Work out how many lines in the listing below include the word "Noon"; answer with the number alone.
---------- RECORD EXTRACTS
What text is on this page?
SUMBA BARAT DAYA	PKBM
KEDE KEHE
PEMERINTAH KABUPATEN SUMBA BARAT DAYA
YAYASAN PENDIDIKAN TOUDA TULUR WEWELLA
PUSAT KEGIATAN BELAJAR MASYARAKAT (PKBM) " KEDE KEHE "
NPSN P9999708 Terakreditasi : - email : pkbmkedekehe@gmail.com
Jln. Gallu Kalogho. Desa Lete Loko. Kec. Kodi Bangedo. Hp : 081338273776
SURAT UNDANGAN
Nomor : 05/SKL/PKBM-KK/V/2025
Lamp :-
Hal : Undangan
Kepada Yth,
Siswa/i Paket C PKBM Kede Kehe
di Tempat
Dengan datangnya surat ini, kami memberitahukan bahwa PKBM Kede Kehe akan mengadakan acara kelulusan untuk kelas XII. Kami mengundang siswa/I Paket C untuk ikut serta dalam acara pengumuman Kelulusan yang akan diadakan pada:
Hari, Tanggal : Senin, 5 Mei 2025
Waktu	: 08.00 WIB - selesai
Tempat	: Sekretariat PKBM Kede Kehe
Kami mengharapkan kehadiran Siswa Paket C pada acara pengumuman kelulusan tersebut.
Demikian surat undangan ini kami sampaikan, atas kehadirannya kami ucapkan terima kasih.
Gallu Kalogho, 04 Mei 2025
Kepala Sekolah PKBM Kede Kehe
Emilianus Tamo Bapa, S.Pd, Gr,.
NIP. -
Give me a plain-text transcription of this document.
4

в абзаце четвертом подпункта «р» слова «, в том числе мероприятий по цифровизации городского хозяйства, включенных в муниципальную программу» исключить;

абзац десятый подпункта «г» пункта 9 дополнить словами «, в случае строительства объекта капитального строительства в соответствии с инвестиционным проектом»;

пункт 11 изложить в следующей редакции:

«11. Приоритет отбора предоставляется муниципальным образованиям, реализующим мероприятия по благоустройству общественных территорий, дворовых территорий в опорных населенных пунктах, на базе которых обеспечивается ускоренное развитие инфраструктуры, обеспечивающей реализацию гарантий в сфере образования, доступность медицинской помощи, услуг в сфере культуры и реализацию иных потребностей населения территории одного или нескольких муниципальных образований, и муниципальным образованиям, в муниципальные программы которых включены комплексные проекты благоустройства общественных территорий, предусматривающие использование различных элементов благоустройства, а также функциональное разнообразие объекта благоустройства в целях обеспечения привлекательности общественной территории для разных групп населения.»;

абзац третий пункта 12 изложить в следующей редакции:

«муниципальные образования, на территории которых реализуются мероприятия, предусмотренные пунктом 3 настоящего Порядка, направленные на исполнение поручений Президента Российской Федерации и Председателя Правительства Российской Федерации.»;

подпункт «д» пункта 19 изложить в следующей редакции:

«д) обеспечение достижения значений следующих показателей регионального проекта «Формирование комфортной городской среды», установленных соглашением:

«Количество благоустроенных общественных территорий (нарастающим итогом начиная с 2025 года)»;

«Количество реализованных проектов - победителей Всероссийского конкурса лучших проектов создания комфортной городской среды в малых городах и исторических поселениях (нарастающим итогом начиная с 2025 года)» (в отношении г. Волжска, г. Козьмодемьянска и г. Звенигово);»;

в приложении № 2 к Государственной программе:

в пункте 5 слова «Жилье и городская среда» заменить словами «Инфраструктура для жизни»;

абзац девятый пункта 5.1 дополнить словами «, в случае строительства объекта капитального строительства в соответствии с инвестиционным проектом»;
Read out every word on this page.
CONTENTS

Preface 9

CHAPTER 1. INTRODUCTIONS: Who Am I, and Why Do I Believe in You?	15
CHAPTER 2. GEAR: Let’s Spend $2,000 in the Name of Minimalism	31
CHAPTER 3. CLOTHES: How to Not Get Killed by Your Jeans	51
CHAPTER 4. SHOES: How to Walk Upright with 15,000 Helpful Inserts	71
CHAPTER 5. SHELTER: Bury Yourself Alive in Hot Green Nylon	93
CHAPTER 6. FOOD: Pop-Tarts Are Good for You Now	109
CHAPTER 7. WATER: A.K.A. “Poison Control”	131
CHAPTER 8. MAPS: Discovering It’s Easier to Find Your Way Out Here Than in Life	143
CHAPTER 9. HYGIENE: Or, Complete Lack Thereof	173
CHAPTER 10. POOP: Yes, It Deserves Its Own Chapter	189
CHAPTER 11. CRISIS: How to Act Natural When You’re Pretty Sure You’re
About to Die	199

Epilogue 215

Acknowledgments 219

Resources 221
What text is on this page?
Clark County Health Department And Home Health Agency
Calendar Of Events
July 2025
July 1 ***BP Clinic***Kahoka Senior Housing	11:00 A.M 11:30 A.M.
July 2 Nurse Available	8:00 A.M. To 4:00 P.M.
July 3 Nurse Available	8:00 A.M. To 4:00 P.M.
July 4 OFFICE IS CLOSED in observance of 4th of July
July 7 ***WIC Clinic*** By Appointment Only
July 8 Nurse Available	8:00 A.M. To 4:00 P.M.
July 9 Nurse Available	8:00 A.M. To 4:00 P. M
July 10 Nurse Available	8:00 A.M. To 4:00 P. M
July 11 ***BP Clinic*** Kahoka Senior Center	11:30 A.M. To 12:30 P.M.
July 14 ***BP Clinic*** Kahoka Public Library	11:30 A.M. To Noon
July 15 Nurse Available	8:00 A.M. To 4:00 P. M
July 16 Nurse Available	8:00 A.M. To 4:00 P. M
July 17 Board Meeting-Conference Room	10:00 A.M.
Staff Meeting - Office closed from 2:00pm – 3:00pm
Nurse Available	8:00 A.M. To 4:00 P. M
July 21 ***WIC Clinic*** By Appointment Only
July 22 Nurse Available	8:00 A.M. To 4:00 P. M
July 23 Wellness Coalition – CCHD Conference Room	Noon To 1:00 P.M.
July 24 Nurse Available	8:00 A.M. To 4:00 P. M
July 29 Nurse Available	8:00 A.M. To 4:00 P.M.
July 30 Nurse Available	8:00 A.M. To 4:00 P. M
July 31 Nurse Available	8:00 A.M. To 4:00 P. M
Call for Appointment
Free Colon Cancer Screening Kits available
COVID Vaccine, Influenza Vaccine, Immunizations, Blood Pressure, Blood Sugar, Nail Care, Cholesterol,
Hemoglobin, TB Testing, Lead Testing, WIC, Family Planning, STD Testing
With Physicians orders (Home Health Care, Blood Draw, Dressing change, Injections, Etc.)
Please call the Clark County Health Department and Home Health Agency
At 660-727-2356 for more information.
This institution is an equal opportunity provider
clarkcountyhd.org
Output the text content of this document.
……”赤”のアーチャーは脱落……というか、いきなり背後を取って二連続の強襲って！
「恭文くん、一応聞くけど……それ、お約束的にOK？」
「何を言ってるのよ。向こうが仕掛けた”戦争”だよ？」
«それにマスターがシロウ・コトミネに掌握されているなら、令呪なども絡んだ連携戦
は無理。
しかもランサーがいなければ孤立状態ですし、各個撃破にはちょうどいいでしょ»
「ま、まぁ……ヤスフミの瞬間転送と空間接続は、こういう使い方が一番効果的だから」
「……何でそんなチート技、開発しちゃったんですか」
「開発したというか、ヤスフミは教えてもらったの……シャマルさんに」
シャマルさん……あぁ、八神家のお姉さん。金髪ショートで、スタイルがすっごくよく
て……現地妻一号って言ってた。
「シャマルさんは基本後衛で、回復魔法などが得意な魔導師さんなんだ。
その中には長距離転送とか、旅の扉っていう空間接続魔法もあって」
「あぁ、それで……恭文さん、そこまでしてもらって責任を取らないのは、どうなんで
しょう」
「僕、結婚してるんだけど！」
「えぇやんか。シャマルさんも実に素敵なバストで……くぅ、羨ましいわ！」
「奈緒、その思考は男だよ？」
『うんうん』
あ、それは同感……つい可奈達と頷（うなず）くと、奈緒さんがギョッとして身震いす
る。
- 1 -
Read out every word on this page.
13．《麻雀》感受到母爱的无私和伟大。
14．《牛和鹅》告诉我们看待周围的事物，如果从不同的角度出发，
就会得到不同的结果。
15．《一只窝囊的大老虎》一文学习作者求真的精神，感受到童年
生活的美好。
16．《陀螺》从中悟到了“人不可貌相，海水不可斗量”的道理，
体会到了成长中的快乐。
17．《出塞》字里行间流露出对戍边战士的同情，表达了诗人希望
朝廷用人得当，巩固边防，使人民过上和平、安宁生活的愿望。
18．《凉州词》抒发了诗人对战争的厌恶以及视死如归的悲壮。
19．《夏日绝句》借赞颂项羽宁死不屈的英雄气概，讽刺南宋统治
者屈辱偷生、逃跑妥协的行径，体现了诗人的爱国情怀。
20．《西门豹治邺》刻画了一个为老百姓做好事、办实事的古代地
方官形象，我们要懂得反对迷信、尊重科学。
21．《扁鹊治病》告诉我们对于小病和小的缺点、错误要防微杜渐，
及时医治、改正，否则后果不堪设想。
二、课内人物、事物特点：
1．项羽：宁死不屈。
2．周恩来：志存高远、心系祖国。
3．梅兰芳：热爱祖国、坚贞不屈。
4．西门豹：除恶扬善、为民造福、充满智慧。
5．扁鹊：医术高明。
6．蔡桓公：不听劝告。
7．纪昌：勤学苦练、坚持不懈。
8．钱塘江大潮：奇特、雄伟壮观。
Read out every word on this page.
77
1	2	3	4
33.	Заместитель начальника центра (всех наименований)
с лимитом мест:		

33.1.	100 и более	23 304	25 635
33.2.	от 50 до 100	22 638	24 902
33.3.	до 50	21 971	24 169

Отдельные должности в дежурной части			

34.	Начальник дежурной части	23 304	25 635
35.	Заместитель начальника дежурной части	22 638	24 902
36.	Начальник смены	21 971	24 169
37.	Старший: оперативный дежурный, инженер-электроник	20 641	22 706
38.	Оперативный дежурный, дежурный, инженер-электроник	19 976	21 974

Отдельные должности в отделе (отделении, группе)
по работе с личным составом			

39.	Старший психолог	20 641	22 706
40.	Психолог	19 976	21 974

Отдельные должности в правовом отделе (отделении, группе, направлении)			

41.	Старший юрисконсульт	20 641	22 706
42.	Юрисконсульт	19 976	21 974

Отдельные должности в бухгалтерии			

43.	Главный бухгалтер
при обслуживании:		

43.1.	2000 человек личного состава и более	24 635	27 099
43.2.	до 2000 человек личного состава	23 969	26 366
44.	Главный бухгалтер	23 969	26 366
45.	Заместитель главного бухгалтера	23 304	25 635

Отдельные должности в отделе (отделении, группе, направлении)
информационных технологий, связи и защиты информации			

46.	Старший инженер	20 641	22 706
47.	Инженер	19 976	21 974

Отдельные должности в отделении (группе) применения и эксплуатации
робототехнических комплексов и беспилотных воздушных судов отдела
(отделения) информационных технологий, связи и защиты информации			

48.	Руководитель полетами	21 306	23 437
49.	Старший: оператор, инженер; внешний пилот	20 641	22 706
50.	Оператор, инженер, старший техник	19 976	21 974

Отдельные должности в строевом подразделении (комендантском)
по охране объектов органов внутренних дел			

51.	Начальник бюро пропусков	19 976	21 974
--------------------
**SOLUTION TO THIS EXERCISE**: 2